Problem details:
How many lines in the rows below contain the string "radio"? Reply with the number alone.
------------------------------------------------------------
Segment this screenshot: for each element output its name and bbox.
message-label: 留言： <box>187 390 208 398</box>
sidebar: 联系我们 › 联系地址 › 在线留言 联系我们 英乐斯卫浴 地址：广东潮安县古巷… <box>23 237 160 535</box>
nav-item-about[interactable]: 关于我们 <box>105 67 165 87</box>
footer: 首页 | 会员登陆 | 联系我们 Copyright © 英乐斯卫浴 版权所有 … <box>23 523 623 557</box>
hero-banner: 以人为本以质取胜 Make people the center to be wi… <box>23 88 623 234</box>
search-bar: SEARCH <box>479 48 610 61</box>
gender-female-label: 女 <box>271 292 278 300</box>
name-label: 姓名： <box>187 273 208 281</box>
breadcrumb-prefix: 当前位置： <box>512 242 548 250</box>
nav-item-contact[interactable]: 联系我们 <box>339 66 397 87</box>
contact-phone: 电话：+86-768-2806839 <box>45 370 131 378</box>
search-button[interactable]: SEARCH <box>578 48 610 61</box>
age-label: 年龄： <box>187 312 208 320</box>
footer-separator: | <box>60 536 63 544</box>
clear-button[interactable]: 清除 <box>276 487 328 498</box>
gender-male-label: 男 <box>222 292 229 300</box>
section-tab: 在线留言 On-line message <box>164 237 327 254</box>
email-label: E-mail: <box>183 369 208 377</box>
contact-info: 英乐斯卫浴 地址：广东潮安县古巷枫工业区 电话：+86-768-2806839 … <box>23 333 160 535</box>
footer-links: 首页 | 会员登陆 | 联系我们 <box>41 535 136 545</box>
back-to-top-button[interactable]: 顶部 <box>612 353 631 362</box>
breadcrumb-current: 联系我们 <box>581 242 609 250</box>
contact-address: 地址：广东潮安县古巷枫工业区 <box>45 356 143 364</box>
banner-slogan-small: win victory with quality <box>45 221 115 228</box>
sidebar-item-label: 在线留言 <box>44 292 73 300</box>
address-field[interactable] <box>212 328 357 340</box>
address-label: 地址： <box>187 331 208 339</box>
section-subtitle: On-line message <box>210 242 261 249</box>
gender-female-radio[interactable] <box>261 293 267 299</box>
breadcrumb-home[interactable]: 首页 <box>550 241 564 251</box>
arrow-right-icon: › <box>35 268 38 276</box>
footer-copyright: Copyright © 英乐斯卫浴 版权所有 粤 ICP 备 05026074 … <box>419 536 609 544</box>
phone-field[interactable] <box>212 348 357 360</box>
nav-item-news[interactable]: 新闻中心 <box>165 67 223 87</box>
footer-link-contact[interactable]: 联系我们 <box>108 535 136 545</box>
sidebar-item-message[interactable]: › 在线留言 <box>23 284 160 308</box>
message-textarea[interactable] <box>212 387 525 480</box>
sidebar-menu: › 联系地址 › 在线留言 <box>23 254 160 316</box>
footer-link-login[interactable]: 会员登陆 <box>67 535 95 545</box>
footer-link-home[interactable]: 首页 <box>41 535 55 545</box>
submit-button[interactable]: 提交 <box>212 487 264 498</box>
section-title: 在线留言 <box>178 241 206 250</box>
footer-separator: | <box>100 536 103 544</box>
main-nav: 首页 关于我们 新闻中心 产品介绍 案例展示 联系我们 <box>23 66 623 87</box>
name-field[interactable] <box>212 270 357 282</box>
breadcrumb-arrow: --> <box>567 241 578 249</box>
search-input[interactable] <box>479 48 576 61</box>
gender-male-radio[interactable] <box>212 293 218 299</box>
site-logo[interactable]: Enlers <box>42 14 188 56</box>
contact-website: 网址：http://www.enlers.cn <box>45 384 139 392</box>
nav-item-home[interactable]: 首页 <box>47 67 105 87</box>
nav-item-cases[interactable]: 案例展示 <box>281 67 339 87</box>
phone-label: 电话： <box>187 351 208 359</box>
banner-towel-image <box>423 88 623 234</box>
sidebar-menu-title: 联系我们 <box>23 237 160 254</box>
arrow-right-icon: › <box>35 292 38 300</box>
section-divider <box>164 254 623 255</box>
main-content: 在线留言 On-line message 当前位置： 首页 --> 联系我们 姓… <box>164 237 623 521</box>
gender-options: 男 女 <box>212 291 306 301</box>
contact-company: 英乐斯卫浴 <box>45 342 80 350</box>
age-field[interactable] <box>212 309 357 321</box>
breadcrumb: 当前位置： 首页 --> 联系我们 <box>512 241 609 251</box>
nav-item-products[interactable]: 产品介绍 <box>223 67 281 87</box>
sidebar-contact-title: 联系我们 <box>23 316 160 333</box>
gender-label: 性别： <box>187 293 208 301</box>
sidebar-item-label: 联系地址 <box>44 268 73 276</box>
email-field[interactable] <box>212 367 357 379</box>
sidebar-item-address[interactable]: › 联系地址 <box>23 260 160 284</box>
------------------------------------------------------------
Solved exercise:
2